(The request) Spot each line in the records below where the word "this" occurs, then copy it.

(Source records)
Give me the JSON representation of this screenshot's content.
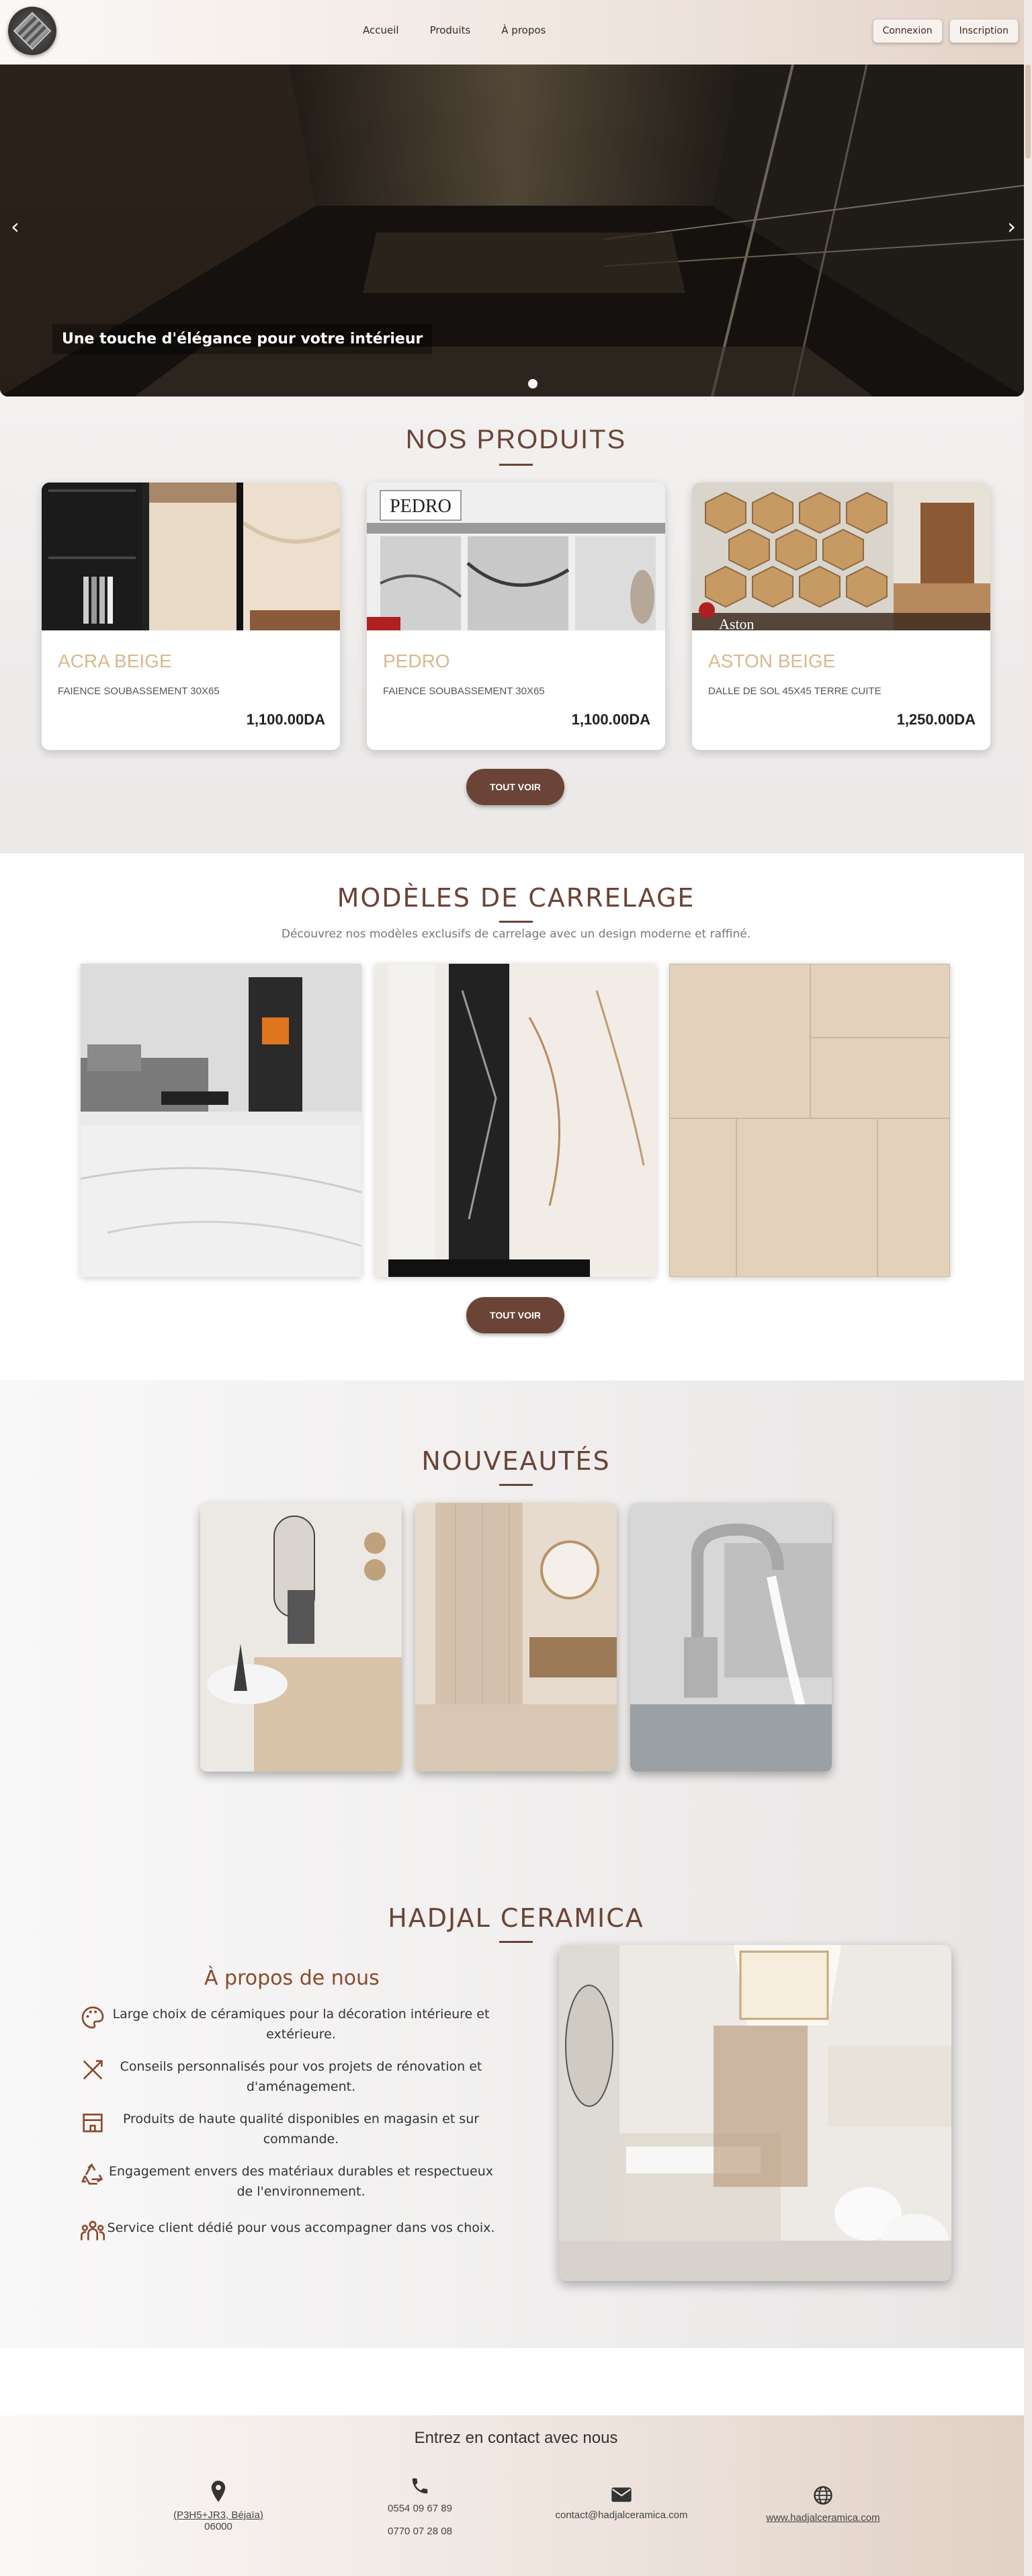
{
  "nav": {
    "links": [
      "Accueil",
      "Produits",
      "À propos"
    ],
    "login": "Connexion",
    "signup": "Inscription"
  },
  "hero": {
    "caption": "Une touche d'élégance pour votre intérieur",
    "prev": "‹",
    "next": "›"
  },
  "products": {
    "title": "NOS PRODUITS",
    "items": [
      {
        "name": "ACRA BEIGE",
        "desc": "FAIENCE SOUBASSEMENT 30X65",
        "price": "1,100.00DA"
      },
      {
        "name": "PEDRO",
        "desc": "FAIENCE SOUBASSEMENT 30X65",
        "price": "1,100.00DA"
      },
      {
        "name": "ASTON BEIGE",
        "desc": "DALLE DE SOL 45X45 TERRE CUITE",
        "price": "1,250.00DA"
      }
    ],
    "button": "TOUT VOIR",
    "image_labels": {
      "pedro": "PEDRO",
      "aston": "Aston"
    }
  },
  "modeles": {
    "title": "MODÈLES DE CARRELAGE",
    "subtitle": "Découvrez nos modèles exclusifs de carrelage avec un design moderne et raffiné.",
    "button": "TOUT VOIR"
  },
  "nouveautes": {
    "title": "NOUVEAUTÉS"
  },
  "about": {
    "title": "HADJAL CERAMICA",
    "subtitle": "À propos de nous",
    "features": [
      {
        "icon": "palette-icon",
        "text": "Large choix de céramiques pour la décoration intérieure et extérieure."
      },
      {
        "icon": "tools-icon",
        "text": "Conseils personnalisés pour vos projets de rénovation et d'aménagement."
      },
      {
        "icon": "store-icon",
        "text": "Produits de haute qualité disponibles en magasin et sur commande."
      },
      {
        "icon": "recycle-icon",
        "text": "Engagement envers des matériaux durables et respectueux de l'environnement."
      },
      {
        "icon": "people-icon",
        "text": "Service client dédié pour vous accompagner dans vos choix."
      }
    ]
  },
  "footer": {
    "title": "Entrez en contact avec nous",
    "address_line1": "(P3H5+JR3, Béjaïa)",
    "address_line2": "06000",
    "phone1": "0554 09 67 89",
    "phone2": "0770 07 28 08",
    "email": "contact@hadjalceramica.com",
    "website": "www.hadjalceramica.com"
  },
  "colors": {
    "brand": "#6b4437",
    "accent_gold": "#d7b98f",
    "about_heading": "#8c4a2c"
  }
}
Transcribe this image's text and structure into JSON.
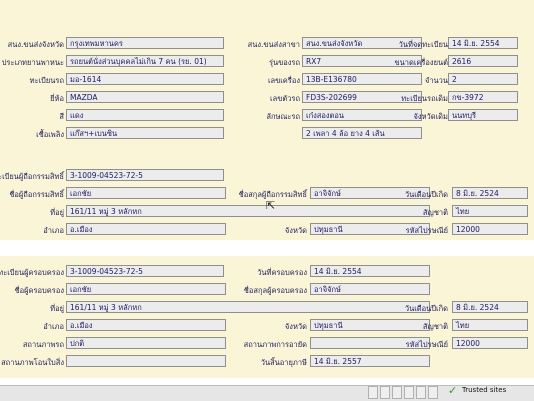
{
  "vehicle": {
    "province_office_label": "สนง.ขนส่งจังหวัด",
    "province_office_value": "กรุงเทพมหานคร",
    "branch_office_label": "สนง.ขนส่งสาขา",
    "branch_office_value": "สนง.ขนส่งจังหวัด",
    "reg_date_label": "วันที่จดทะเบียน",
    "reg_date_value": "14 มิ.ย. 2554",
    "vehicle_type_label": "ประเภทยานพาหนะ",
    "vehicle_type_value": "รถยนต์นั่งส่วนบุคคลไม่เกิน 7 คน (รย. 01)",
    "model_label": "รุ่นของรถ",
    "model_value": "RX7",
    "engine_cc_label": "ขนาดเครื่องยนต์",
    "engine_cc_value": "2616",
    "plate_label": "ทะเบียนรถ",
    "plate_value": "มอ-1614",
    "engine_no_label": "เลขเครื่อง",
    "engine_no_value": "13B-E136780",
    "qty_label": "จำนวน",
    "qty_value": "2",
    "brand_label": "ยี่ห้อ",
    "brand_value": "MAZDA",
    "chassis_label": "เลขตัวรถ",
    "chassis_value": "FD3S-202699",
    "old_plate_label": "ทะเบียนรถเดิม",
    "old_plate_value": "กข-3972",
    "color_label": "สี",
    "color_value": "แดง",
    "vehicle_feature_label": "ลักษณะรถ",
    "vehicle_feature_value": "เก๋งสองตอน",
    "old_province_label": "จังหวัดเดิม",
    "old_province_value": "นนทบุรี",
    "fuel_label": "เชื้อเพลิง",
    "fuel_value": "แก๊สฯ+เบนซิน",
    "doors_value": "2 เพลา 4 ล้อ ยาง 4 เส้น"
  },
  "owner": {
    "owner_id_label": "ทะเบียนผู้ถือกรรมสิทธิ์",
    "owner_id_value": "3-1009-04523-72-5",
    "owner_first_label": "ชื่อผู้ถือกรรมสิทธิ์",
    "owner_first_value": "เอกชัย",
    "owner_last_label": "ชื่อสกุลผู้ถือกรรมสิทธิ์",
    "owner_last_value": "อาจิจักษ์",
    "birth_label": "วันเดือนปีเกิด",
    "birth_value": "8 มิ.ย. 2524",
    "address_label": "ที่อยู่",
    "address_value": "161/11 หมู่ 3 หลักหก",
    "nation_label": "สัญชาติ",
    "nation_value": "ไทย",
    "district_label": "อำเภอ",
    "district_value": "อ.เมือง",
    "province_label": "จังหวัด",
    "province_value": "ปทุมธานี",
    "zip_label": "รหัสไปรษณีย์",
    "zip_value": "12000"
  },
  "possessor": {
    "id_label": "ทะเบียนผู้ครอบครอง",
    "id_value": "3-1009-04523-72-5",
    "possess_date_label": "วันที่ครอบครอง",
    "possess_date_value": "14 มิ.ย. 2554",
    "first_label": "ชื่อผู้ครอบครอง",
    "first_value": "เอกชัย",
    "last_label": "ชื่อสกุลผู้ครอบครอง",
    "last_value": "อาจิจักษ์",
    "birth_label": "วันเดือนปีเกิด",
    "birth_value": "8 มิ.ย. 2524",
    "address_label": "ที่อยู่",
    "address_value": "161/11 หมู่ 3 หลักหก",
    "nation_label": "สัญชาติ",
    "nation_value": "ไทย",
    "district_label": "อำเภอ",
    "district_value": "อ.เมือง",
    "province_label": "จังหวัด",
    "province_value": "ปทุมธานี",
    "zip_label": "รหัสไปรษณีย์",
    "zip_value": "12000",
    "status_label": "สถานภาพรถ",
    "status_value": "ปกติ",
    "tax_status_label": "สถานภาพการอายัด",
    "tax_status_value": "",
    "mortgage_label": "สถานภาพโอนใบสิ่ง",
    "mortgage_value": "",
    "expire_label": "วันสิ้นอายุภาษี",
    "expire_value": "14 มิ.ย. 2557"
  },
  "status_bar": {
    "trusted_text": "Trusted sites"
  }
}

(Worked solution)
Give me the JSON representation of this screenshot's content.
Transcribe this image's text and structure into JSON.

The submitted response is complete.